Supplied records:
_ _ _ _

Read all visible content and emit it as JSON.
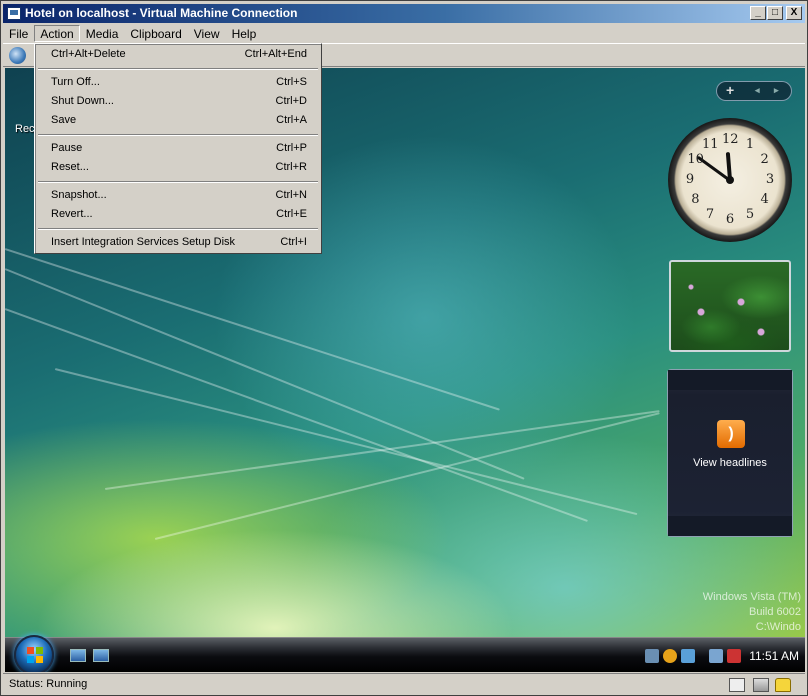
{
  "window": {
    "title": "Hotel on localhost - Virtual Machine Connection",
    "minimize": "_",
    "maximize": "□",
    "close": "X"
  },
  "menubar": {
    "items": [
      "File",
      "Action",
      "Media",
      "Clipboard",
      "View",
      "Help"
    ]
  },
  "action_menu": {
    "items": [
      {
        "label": "Ctrl+Alt+Delete",
        "shortcut": "Ctrl+Alt+End"
      },
      {
        "label": "Turn Off...",
        "shortcut": "Ctrl+S"
      },
      {
        "label": "Shut Down...",
        "shortcut": "Ctrl+D"
      },
      {
        "label": "Save",
        "shortcut": "Ctrl+A"
      },
      {
        "label": "Pause",
        "shortcut": "Ctrl+P"
      },
      {
        "label": "Reset...",
        "shortcut": "Ctrl+R"
      },
      {
        "label": "Snapshot...",
        "shortcut": "Ctrl+N"
      },
      {
        "label": "Revert...",
        "shortcut": "Ctrl+E"
      },
      {
        "label": "Insert Integration Services Setup Disk",
        "shortcut": "Ctrl+I"
      }
    ]
  },
  "desktop": {
    "recycle_label": "Rec",
    "cursor": "ʶ",
    "gadget_nav_add": "+",
    "gadget_nav_arrows": "◂ ▸",
    "clock": {
      "numbers": [
        "12",
        "1",
        "2",
        "3",
        "4",
        "5",
        "6",
        "7",
        "8",
        "9",
        "10",
        "11"
      ],
      "time": "11:51"
    },
    "feed": {
      "icon": "rss-icon",
      "text": "View headlines"
    },
    "watermark": {
      "line1": "Windows Vista (TM)",
      "line2": "Build 6002",
      "line3": "C:\\Windo"
    }
  },
  "taskbar": {
    "time": "11:51 AM"
  },
  "statusbar": {
    "text": "Status: Running"
  }
}
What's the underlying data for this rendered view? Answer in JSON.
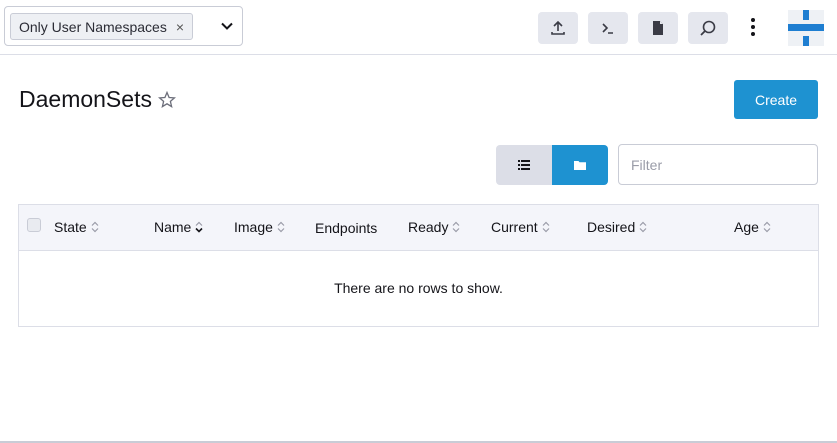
{
  "header": {
    "namespace_filter": {
      "chip_label": "Only User Namespaces",
      "remove_label": "×"
    },
    "tools": [
      "upload-icon",
      "terminal-icon",
      "file-icon",
      "search-icon"
    ],
    "menu_icon": "kebab-icon"
  },
  "page": {
    "title": "DaemonSets",
    "create_label": "Create"
  },
  "toolbar": {
    "filter_placeholder": "Filter",
    "view_modes": [
      "list-icon",
      "folder-icon"
    ],
    "active_view": "folder-icon"
  },
  "table": {
    "columns": [
      "State",
      "Name",
      "Image",
      "Endpoints",
      "Ready",
      "Current",
      "Desired",
      "Age"
    ],
    "empty_message": "There are no rows to show."
  },
  "colors": {
    "accent": "#1e92d1",
    "header_bg": "#f4f5fa",
    "border": "#dcdee7"
  }
}
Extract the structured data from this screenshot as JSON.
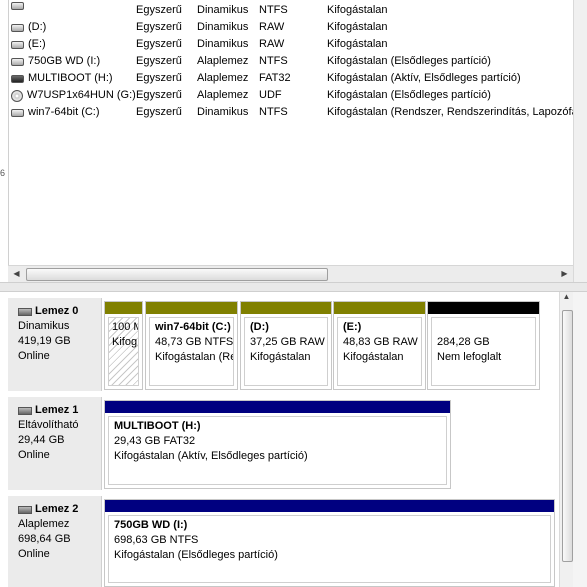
{
  "volumes": [
    {
      "name": "",
      "layout": "Egyszerű",
      "type": "Dinamikus",
      "fs": "NTFS",
      "status": "Kifogástalan",
      "icon": "drive-icon"
    },
    {
      "name": "(D:)",
      "layout": "Egyszerű",
      "type": "Dinamikus",
      "fs": "RAW",
      "status": "Kifogástalan",
      "icon": "drive-icon"
    },
    {
      "name": "(E:)",
      "layout": "Egyszerű",
      "type": "Dinamikus",
      "fs": "RAW",
      "status": "Kifogástalan",
      "icon": "drive-icon"
    },
    {
      "name": "750GB WD (I:)",
      "layout": "Egyszerű",
      "type": "Alaplemez",
      "fs": "NTFS",
      "status": "Kifogástalan (Elsődleges partíció)",
      "icon": "drive-icon"
    },
    {
      "name": "MULTIBOOT (H:)",
      "layout": "Egyszerű",
      "type": "Alaplemez",
      "fs": "FAT32",
      "status": "Kifogástalan (Aktív, Elsődleges partíció)",
      "icon": "removable-drive-icon"
    },
    {
      "name": "W7USP1x64HUN (G:)",
      "layout": "Egyszerű",
      "type": "Alaplemez",
      "fs": "UDF",
      "status": "Kifogástalan (Elsődleges partíció)",
      "icon": "cd-drive-icon"
    },
    {
      "name": "win7-64bit (C:)",
      "layout": "Egyszerű",
      "type": "Dinamikus",
      "fs": "NTFS",
      "status": "Kifogástalan (Rendszer, Rendszerindítás, Lapozófájl,",
      "icon": "drive-icon"
    }
  ],
  "left_mark": "6",
  "disks": [
    {
      "title": "Lemez 0",
      "type": "Dinamikus",
      "size": "419,19 GB",
      "state": "Online",
      "partitions": [
        {
          "line1": "100 M",
          "line2": "Kifog",
          "bar_color": "#808000",
          "hatched": true
        },
        {
          "title": "win7-64bit  (C:)",
          "line1": "48,73 GB NTFS",
          "line2": "Kifogástalan (Rer",
          "bar_color": "#808000"
        },
        {
          "title": "(D:)",
          "line1": "37,25 GB RAW",
          "line2": "Kifogástalan",
          "bar_color": "#808000"
        },
        {
          "title": "(E:)",
          "line1": "48,83 GB RAW",
          "line2": "Kifogástalan",
          "bar_color": "#808000"
        },
        {
          "line1": "284,28 GB",
          "line2": "Nem lefoglalt",
          "bar_color": "#000000"
        }
      ]
    },
    {
      "title": "Lemez 1",
      "type": "Eltávolítható",
      "size": "29,44 GB",
      "state": "Online",
      "partitions": [
        {
          "title": "MULTIBOOT  (H:)",
          "line1": "29,43 GB FAT32",
          "line2": "Kifogástalan (Aktív, Elsődleges partíció)",
          "bar_color": "#000080"
        }
      ]
    },
    {
      "title": "Lemez 2",
      "type": "Alaplemez",
      "size": "698,64 GB",
      "state": "Online",
      "partitions": [
        {
          "title": "750GB WD  (I:)",
          "line1": "698,63 GB NTFS",
          "line2": "Kifogástalan (Elsődleges partíció)",
          "bar_color": "#000080"
        }
      ]
    }
  ],
  "colors": {
    "primary_partition": "#000080",
    "dynamic_partition": "#808000",
    "unallocated": "#000000"
  }
}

_ _ _ _

What you should do:
Reproduce all the records verbatim, excluding images.

Response:
Read all visible content and emit it as JSON.
{
  "window": {
    "title": "Hotel on localhost - Virtual Machine Connection",
    "minimize": "_",
    "maximize": "□",
    "close": "X"
  },
  "menubar": {
    "items": [
      "File",
      "Action",
      "Media",
      "Clipboard",
      "View",
      "Help"
    ]
  },
  "action_menu": {
    "items": [
      {
        "label": "Ctrl+Alt+Delete",
        "shortcut": "Ctrl+Alt+End"
      },
      {
        "label": "Turn Off...",
        "shortcut": "Ctrl+S"
      },
      {
        "label": "Shut Down...",
        "shortcut": "Ctrl+D"
      },
      {
        "label": "Save",
        "shortcut": "Ctrl+A"
      },
      {
        "label": "Pause",
        "shortcut": "Ctrl+P"
      },
      {
        "label": "Reset...",
        "shortcut": "Ctrl+R"
      },
      {
        "label": "Snapshot...",
        "shortcut": "Ctrl+N"
      },
      {
        "label": "Revert...",
        "shortcut": "Ctrl+E"
      },
      {
        "label": "Insert Integration Services Setup Disk",
        "shortcut": "Ctrl+I"
      }
    ]
  },
  "desktop": {
    "recycle_label": "Rec",
    "cursor": "ʶ",
    "gadget_nav_add": "+",
    "gadget_nav_arrows": "◂ ▸",
    "clock": {
      "numbers": [
        "12",
        "1",
        "2",
        "3",
        "4",
        "5",
        "6",
        "7",
        "8",
        "9",
        "10",
        "11"
      ],
      "time": "11:51"
    },
    "feed": {
      "icon": "rss-icon",
      "text": "View headlines"
    },
    "watermark": {
      "line1": "Windows Vista (TM)",
      "line2": "Build 6002",
      "line3": "C:\\Windo"
    }
  },
  "taskbar": {
    "time": "11:51 AM"
  },
  "statusbar": {
    "text": "Status: Running"
  }
}
What's the underlying data for this rendered view? Answer in JSON.
{
  "header": {
    "namespace_filter": {
      "chip_label": "Only User Namespaces",
      "remove_label": "×"
    },
    "tools": [
      "upload-icon",
      "terminal-icon",
      "file-icon",
      "search-icon"
    ],
    "menu_icon": "kebab-icon"
  },
  "page": {
    "title": "DaemonSets",
    "create_label": "Create"
  },
  "toolbar": {
    "filter_placeholder": "Filter",
    "view_modes": [
      "list-icon",
      "folder-icon"
    ],
    "active_view": "folder-icon"
  },
  "table": {
    "columns": [
      "State",
      "Name",
      "Image",
      "Endpoints",
      "Ready",
      "Current",
      "Desired",
      "Age"
    ],
    "empty_message": "There are no rows to show."
  },
  "colors": {
    "accent": "#1e92d1",
    "header_bg": "#f4f5fa",
    "border": "#dcdee7"
  }
}
Extract the structured data from this screenshot as JSON.
{
  "volumes": [
    {
      "name": "",
      "layout": "Egyszerű",
      "type": "Dinamikus",
      "fs": "NTFS",
      "status": "Kifogástalan",
      "icon": "drive-icon"
    },
    {
      "name": "(D:)",
      "layout": "Egyszerű",
      "type": "Dinamikus",
      "fs": "RAW",
      "status": "Kifogástalan",
      "icon": "drive-icon"
    },
    {
      "name": "(E:)",
      "layout": "Egyszerű",
      "type": "Dinamikus",
      "fs": "RAW",
      "status": "Kifogástalan",
      "icon": "drive-icon"
    },
    {
      "name": "750GB WD (I:)",
      "layout": "Egyszerű",
      "type": "Alaplemez",
      "fs": "NTFS",
      "status": "Kifogástalan (Elsődleges partíció)",
      "icon": "drive-icon"
    },
    {
      "name": "MULTIBOOT (H:)",
      "layout": "Egyszerű",
      "type": "Alaplemez",
      "fs": "FAT32",
      "status": "Kifogástalan (Aktív, Elsődleges partíció)",
      "icon": "removable-drive-icon"
    },
    {
      "name": "W7USP1x64HUN (G:)",
      "layout": "Egyszerű",
      "type": "Alaplemez",
      "fs": "UDF",
      "status": "Kifogástalan (Elsődleges partíció)",
      "icon": "cd-drive-icon"
    },
    {
      "name": "win7-64bit (C:)",
      "layout": "Egyszerű",
      "type": "Dinamikus",
      "fs": "NTFS",
      "status": "Kifogástalan (Rendszer, Rendszerindítás, Lapozófájl,",
      "icon": "drive-icon"
    }
  ],
  "left_mark": "6",
  "disks": [
    {
      "title": "Lemez 0",
      "type": "Dinamikus",
      "size": "419,19 GB",
      "state": "Online",
      "partitions": [
        {
          "line1": "100 M",
          "line2": "Kifog",
          "bar_color": "#808000",
          "hatched": true
        },
        {
          "title": "win7-64bit  (C:)",
          "line1": "48,73 GB NTFS",
          "line2": "Kifogástalan (Rer",
          "bar_color": "#808000"
        },
        {
          "title": "(D:)",
          "line1": "37,25 GB RAW",
          "line2": "Kifogástalan",
          "bar_color": "#808000"
        },
        {
          "title": "(E:)",
          "line1": "48,83 GB RAW",
          "line2": "Kifogástalan",
          "bar_color": "#808000"
        },
        {
          "line1": "284,28 GB",
          "line2": "Nem lefoglalt",
          "bar_color": "#000000"
        }
      ]
    },
    {
      "title": "Lemez 1",
      "type": "Eltávolítható",
      "size": "29,44 GB",
      "state": "Online",
      "partitions": [
        {
          "title": "MULTIBOOT  (H:)",
          "line1": "29,43 GB FAT32",
          "line2": "Kifogástalan (Aktív, Elsődleges partíció)",
          "bar_color": "#000080"
        }
      ]
    },
    {
      "title": "Lemez 2",
      "type": "Alaplemez",
      "size": "698,64 GB",
      "state": "Online",
      "partitions": [
        {
          "title": "750GB WD  (I:)",
          "line1": "698,63 GB NTFS",
          "line2": "Kifogástalan (Elsődleges partíció)",
          "bar_color": "#000080"
        }
      ]
    }
  ],
  "colors": {
    "primary_partition": "#000080",
    "dynamic_partition": "#808000",
    "unallocated": "#000000"
  }
}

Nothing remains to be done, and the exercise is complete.